TASK DIRECTIONS ▸ Set out every line bearing the string "与风险成反比".

— Start —

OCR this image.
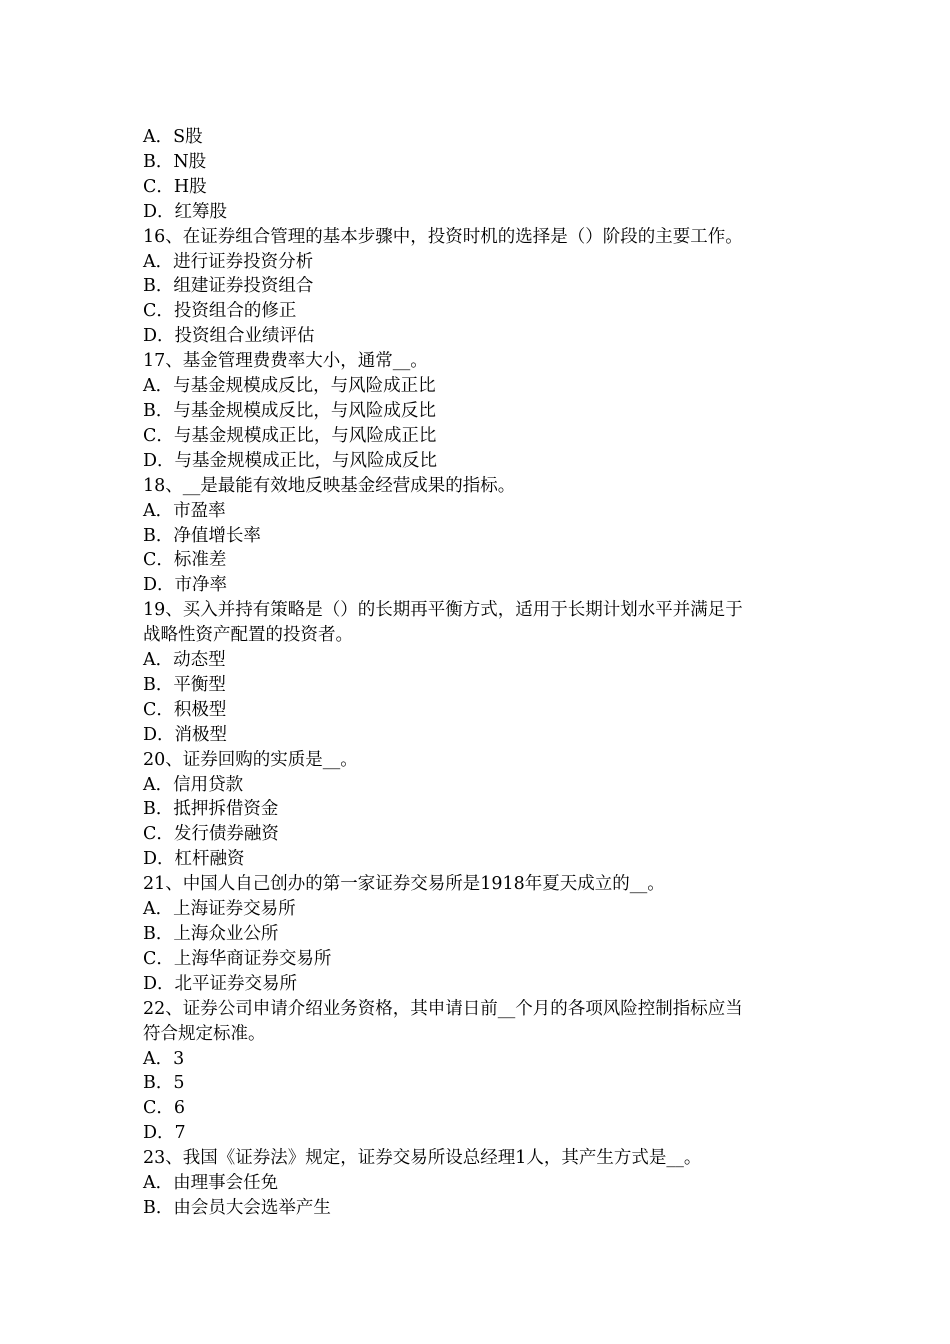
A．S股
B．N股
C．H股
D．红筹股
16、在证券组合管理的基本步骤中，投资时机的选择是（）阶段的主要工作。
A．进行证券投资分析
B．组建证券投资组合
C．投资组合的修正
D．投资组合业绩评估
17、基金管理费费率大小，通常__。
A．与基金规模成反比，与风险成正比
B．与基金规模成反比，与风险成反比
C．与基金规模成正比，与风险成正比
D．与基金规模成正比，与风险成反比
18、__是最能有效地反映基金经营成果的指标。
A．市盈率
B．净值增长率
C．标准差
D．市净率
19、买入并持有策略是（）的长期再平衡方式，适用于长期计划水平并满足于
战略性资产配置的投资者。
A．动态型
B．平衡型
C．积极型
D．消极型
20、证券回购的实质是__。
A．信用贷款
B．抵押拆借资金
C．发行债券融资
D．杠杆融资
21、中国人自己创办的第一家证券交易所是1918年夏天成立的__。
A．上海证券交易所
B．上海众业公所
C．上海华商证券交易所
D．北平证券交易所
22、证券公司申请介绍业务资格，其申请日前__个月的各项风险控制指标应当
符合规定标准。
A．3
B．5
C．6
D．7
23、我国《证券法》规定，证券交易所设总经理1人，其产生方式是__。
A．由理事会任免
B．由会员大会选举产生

— End —

FINISHED TASK ▸
B．与基金规模成反比，与风险成反比
D．与基金规模成正比，与风险成反比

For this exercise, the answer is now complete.